Source records
____
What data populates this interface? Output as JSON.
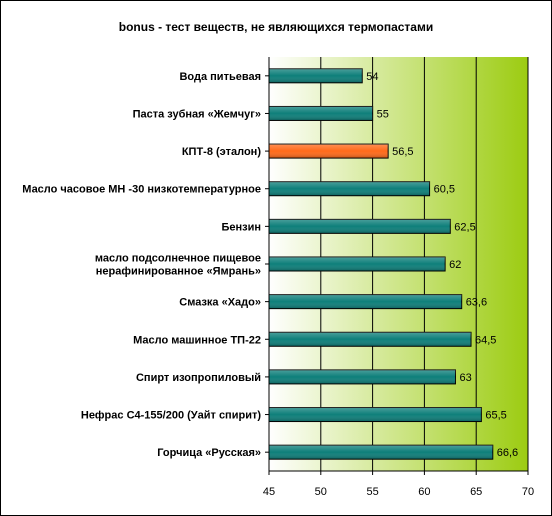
{
  "chart_data": {
    "type": "bar",
    "orientation": "horizontal",
    "title": "bonus - тест веществ, не являющихся термопастами",
    "categories": [
      [
        "Вода питьевая"
      ],
      [
        "Паста зубная «Жемчуг»"
      ],
      [
        "КПТ-8 (эталон)"
      ],
      [
        "Масло часовое МН -30 низкотемпературное"
      ],
      [
        "Бензин"
      ],
      [
        "масло подсолнечное пищевое",
        "нерафинированное «Ямрань»"
      ],
      [
        "Смазка «Хадо»"
      ],
      [
        "Масло машинное ТП-22"
      ],
      [
        "Спирт изопропиловый"
      ],
      [
        "Нефрас С4-155/200 (Уайт спирит)"
      ],
      [
        "Горчица «Русская»"
      ]
    ],
    "values": [
      54,
      55,
      56.5,
      60.5,
      62.5,
      62,
      63.6,
      64.5,
      63,
      65.5,
      66.6
    ],
    "value_labels": [
      "54",
      "55",
      "56,5",
      "60,5",
      "62,5",
      "62",
      "63,6",
      "64,5",
      "63",
      "65,5",
      "66,6"
    ],
    "highlight_index": 2,
    "xlim": [
      45,
      70
    ],
    "xticks": [
      45,
      50,
      55,
      60,
      65,
      70
    ],
    "xtick_labels": [
      "45",
      "50",
      "55",
      "60",
      "65",
      "70"
    ],
    "grid": true,
    "legend": "none",
    "xlabel": "",
    "ylabel": ""
  },
  "colors": {
    "bar": "#0e7f7a",
    "bar_highlight": "#ff6a1a",
    "plot_bg_start": "#ffffff",
    "plot_bg_end": "#9ccc11",
    "grid": "#000000",
    "text": "#000000"
  }
}
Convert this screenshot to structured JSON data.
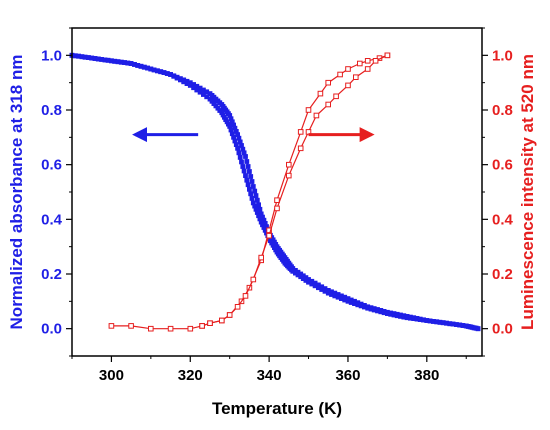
{
  "chart_data": {
    "type": "scatter",
    "title": "",
    "xlabel": "Temperature (K)",
    "ylabel_left": "Normalized absorbance at 318 nm",
    "ylabel_right": "Luminescence intensity at 520 nm",
    "xlim": [
      290,
      394
    ],
    "ylim_left": [
      -0.1,
      1.1
    ],
    "ylim_right": [
      -0.1,
      1.1
    ],
    "x_ticks": [
      "300",
      "320",
      "340",
      "360",
      "380"
    ],
    "y_ticks_left": [
      "0.0",
      "0.2",
      "0.4",
      "0.6",
      "0.8",
      "1.0"
    ],
    "y_ticks_right": [
      "0.0",
      "0.2",
      "0.4",
      "0.6",
      "0.8",
      "1.0"
    ],
    "grid": false,
    "colors": {
      "absorbance": "#1f1fe6",
      "luminescence": "#e61f1f",
      "axis": "#000000"
    },
    "series": [
      {
        "axis": "left",
        "marker": "filled-square",
        "branch": "heating",
        "x": [
          290,
          295,
          300,
          305,
          310,
          315,
          320,
          325,
          328,
          330,
          332,
          334,
          336,
          338,
          340,
          342,
          344,
          346,
          350,
          355,
          360,
          365,
          370,
          375,
          380,
          385,
          390,
          393
        ],
        "values": [
          1.0,
          0.99,
          0.98,
          0.97,
          0.95,
          0.93,
          0.9,
          0.86,
          0.82,
          0.78,
          0.71,
          0.63,
          0.52,
          0.42,
          0.35,
          0.3,
          0.26,
          0.22,
          0.18,
          0.14,
          0.11,
          0.08,
          0.06,
          0.045,
          0.03,
          0.02,
          0.01,
          0.0
        ]
      },
      {
        "axis": "left",
        "marker": "filled-square",
        "branch": "cooling",
        "x": [
          290,
          295,
          300,
          305,
          310,
          315,
          320,
          325,
          328,
          330,
          332,
          334,
          336,
          338,
          340,
          342,
          344,
          346,
          350,
          355,
          360,
          365,
          370,
          375,
          380,
          385,
          390,
          393
        ],
        "values": [
          1.0,
          0.99,
          0.98,
          0.97,
          0.95,
          0.93,
          0.89,
          0.84,
          0.79,
          0.74,
          0.66,
          0.56,
          0.46,
          0.39,
          0.33,
          0.28,
          0.24,
          0.21,
          0.17,
          0.13,
          0.1,
          0.075,
          0.055,
          0.04,
          0.03,
          0.02,
          0.01,
          0.0
        ]
      },
      {
        "axis": "right",
        "marker": "open-square",
        "branch": "heating",
        "x": [
          300,
          305,
          310,
          315,
          320,
          323,
          325,
          328,
          330,
          333,
          335,
          338,
          340,
          342,
          345,
          348,
          350,
          353,
          355,
          358,
          360,
          363,
          365,
          368,
          370
        ],
        "values": [
          0.01,
          0.01,
          0.0,
          0.0,
          0.0,
          0.01,
          0.02,
          0.03,
          0.05,
          0.1,
          0.15,
          0.25,
          0.36,
          0.47,
          0.6,
          0.72,
          0.8,
          0.86,
          0.9,
          0.93,
          0.95,
          0.97,
          0.98,
          0.99,
          1.0
        ]
      },
      {
        "axis": "right",
        "marker": "open-square",
        "branch": "cooling",
        "x": [
          370,
          367,
          365,
          362,
          360,
          357,
          355,
          352,
          350,
          348,
          345,
          342,
          340,
          338,
          336,
          334,
          332,
          330,
          328,
          325,
          323
        ],
        "values": [
          1.0,
          0.98,
          0.95,
          0.92,
          0.89,
          0.85,
          0.82,
          0.78,
          0.72,
          0.66,
          0.56,
          0.44,
          0.34,
          0.26,
          0.18,
          0.12,
          0.08,
          0.05,
          0.03,
          0.02,
          0.01
        ]
      }
    ],
    "annotations": [
      {
        "type": "arrow",
        "direction": "left",
        "color": "#1f1fe6",
        "from_x": 322,
        "to_x": 306,
        "y_left": 0.71
      },
      {
        "type": "arrow",
        "direction": "right",
        "color": "#e61f1f",
        "from_x": 350,
        "to_x": 366,
        "y_right": 0.71
      }
    ]
  }
}
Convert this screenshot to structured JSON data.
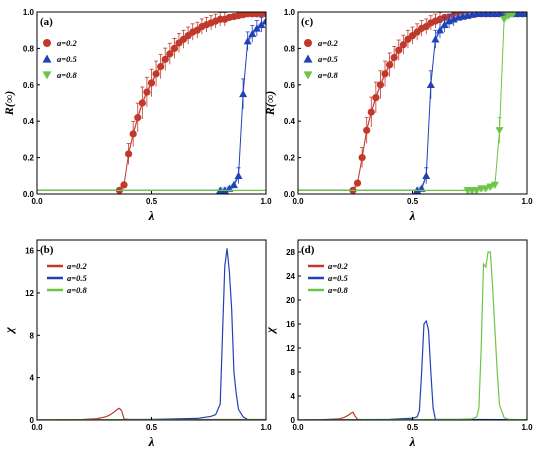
{
  "colors": {
    "a02": "#c0392b",
    "a05": "#2241b8",
    "a08": "#6ec447",
    "band02": "#f4a6c8",
    "band05": "#7fa7ee",
    "band08": "#a8e08f"
  },
  "chart_data": [
    {
      "panel_label": "(a)",
      "type": "scatter",
      "ylabel": "R(∞)",
      "xlabel": "λ",
      "xlim": [
        0,
        1
      ],
      "ylim": [
        0,
        1
      ],
      "xticks": [
        "0.0",
        "0.5",
        "1.0"
      ],
      "yticks": [
        "0.0",
        "0.2",
        "0.4",
        "0.6",
        "0.8",
        "1.0"
      ],
      "legend_position": "top-left",
      "series": [
        {
          "name": "a=0.2",
          "marker": "circle",
          "color": "#c0392b",
          "x": [
            0.36,
            0.38,
            0.4,
            0.42,
            0.44,
            0.46,
            0.48,
            0.5,
            0.52,
            0.54,
            0.56,
            0.58,
            0.6,
            0.62,
            0.64,
            0.66,
            0.68,
            0.7,
            0.72,
            0.74,
            0.76,
            0.78,
            0.8,
            0.82,
            0.84,
            0.86,
            0.88,
            0.9,
            0.92,
            0.94,
            0.96,
            0.98,
            1.0
          ],
          "y": [
            0.02,
            0.05,
            0.22,
            0.33,
            0.42,
            0.5,
            0.56,
            0.61,
            0.66,
            0.7,
            0.74,
            0.77,
            0.8,
            0.83,
            0.85,
            0.87,
            0.89,
            0.9,
            0.92,
            0.93,
            0.94,
            0.95,
            0.96,
            0.96,
            0.97,
            0.975,
            0.98,
            0.985,
            0.99,
            0.99,
            0.99,
            0.99,
            0.99
          ]
        },
        {
          "name": "a=0.5",
          "marker": "triangle-up",
          "color": "#2241b8",
          "x": [
            0.8,
            0.82,
            0.84,
            0.86,
            0.88,
            0.9,
            0.92,
            0.94,
            0.96,
            0.98,
            1.0
          ],
          "y": [
            0.02,
            0.02,
            0.03,
            0.05,
            0.1,
            0.55,
            0.84,
            0.88,
            0.91,
            0.93,
            0.95
          ]
        },
        {
          "name": "a=0.8",
          "marker": "triangle-down",
          "color": "#6ec447",
          "x": [],
          "y": []
        }
      ]
    },
    {
      "panel_label": "(c)",
      "type": "scatter",
      "ylabel": "R(∞)",
      "xlabel": "λ",
      "xlim": [
        0,
        1
      ],
      "ylim": [
        0,
        1
      ],
      "xticks": [
        "0.0",
        "0.5",
        "1.0"
      ],
      "yticks": [
        "0.0",
        "0.2",
        "0.4",
        "0.6",
        "0.8",
        "1.0"
      ],
      "legend_position": "top-left",
      "series": [
        {
          "name": "a=0.2",
          "marker": "circle",
          "color": "#c0392b",
          "x": [
            0.24,
            0.26,
            0.28,
            0.3,
            0.32,
            0.34,
            0.36,
            0.38,
            0.4,
            0.42,
            0.44,
            0.46,
            0.48,
            0.5,
            0.52,
            0.54,
            0.56,
            0.58,
            0.6,
            0.62,
            0.64,
            0.66,
            0.68,
            0.7,
            0.72,
            0.74,
            0.76,
            0.78,
            0.8,
            0.82,
            0.84,
            0.86,
            0.88,
            0.9,
            0.92,
            0.94,
            0.96,
            0.98,
            1.0
          ],
          "y": [
            0.02,
            0.06,
            0.2,
            0.35,
            0.45,
            0.53,
            0.6,
            0.66,
            0.71,
            0.75,
            0.79,
            0.82,
            0.85,
            0.87,
            0.89,
            0.91,
            0.92,
            0.94,
            0.95,
            0.96,
            0.97,
            0.97,
            0.98,
            0.98,
            0.985,
            0.99,
            0.99,
            0.99,
            0.99,
            0.99,
            0.99,
            0.99,
            0.99,
            0.99,
            0.99,
            0.99,
            0.99,
            0.99,
            0.99
          ]
        },
        {
          "name": "a=0.5",
          "marker": "triangle-up",
          "color": "#2241b8",
          "x": [
            0.52,
            0.54,
            0.56,
            0.58,
            0.6,
            0.62,
            0.64,
            0.66,
            0.68,
            0.7,
            0.72,
            0.74,
            0.76,
            0.78,
            0.8,
            0.82,
            0.84,
            0.86,
            0.88,
            0.9,
            0.92,
            0.94,
            0.96,
            0.98,
            1.0
          ],
          "y": [
            0.02,
            0.03,
            0.1,
            0.6,
            0.85,
            0.9,
            0.93,
            0.95,
            0.96,
            0.97,
            0.975,
            0.98,
            0.985,
            0.99,
            0.99,
            0.99,
            0.99,
            0.99,
            0.99,
            0.99,
            0.99,
            0.99,
            0.99,
            0.99,
            0.99
          ]
        },
        {
          "name": "a=0.8",
          "marker": "triangle-down",
          "color": "#6ec447",
          "x": [
            0.74,
            0.76,
            0.78,
            0.8,
            0.82,
            0.84,
            0.86,
            0.88,
            0.9,
            0.92,
            0.94
          ],
          "y": [
            0.02,
            0.02,
            0.02,
            0.03,
            0.03,
            0.04,
            0.05,
            0.35,
            0.96,
            0.98,
            0.99
          ]
        }
      ]
    },
    {
      "panel_label": "(b)",
      "type": "line",
      "ylabel": "χ",
      "xlabel": "λ",
      "xlim": [
        0,
        1
      ],
      "ylim": [
        0,
        17
      ],
      "xticks": [
        "0.0",
        "0.5",
        "1.0"
      ],
      "yticks": [
        "0",
        "4",
        "8",
        "12",
        "16"
      ],
      "legend_position": "top-left",
      "series": [
        {
          "name": "a=0.2",
          "color": "#c0392b",
          "x": [
            0.0,
            0.1,
            0.2,
            0.26,
            0.3,
            0.32,
            0.34,
            0.35,
            0.36,
            0.37,
            0.38,
            0.4,
            0.5,
            0.7,
            0.85,
            1.0
          ],
          "y": [
            0.0,
            0.02,
            0.05,
            0.12,
            0.3,
            0.5,
            0.8,
            1.0,
            1.1,
            0.85,
            0.1,
            0.06,
            0.05,
            0.05,
            0.05,
            0.05
          ]
        },
        {
          "name": "a=0.5",
          "color": "#2241b8",
          "x": [
            0.0,
            0.5,
            0.7,
            0.76,
            0.78,
            0.8,
            0.81,
            0.82,
            0.83,
            0.84,
            0.85,
            0.86,
            0.87,
            0.88,
            0.9,
            0.92,
            1.0
          ],
          "y": [
            0.0,
            0.05,
            0.15,
            0.35,
            0.5,
            1.5,
            8.0,
            14.5,
            16.2,
            14.0,
            10.5,
            4.5,
            2.5,
            1.0,
            0.3,
            0.05,
            0.02
          ]
        },
        {
          "name": "a=0.8",
          "color": "#6ec447",
          "x": [
            0.0,
            1.0
          ],
          "y": [
            0.03,
            0.03
          ]
        }
      ]
    },
    {
      "panel_label": "(d)",
      "type": "line",
      "ylabel": "χ",
      "xlabel": "λ",
      "xlim": [
        0,
        1
      ],
      "ylim": [
        0,
        30
      ],
      "xticks": [
        "0.0",
        "0.5",
        "1.0"
      ],
      "yticks": [
        "0",
        "4",
        "8",
        "12",
        "16",
        "20",
        "24",
        "28"
      ],
      "legend_position": "top-left",
      "series": [
        {
          "name": "a=0.2",
          "color": "#c0392b",
          "x": [
            0.0,
            0.1,
            0.18,
            0.2,
            0.22,
            0.23,
            0.24,
            0.25,
            0.26,
            0.3,
            1.0
          ],
          "y": [
            0.0,
            0.05,
            0.2,
            0.4,
            0.8,
            1.1,
            1.3,
            0.6,
            0.1,
            0.05,
            0.05
          ]
        },
        {
          "name": "a=0.5",
          "color": "#2241b8",
          "x": [
            0.0,
            0.4,
            0.5,
            0.52,
            0.53,
            0.54,
            0.55,
            0.56,
            0.57,
            0.58,
            0.59,
            0.6,
            1.0
          ],
          "y": [
            0.0,
            0.1,
            0.3,
            0.5,
            1.5,
            8.0,
            16.0,
            16.5,
            15.0,
            8.0,
            2.0,
            0.1,
            0.05
          ]
        },
        {
          "name": "a=0.8",
          "color": "#6ec447",
          "x": [
            0.0,
            0.7,
            0.76,
            0.78,
            0.79,
            0.8,
            0.81,
            0.82,
            0.83,
            0.84,
            0.85,
            0.86,
            0.87,
            0.88,
            0.9,
            0.92,
            1.0
          ],
          "y": [
            0.0,
            0.1,
            0.2,
            0.5,
            2.0,
            12.0,
            26.0,
            25.5,
            28.0,
            28.0,
            22.0,
            15.0,
            8.0,
            2.5,
            0.4,
            0.1,
            0.05
          ]
        }
      ]
    }
  ]
}
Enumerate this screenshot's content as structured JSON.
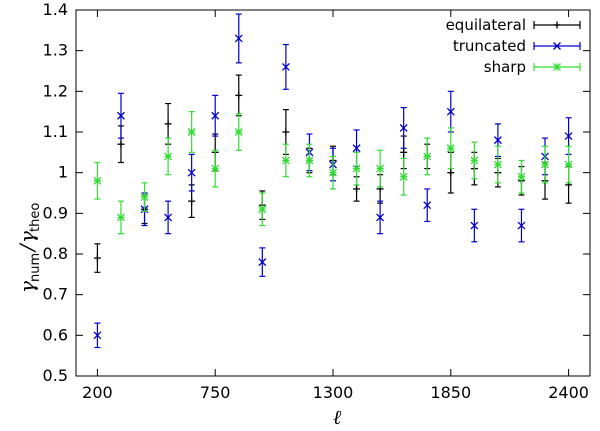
____
Direction: Of all the lines above, how many contain "JSON"? Give the number and nothing more.

Reply: 4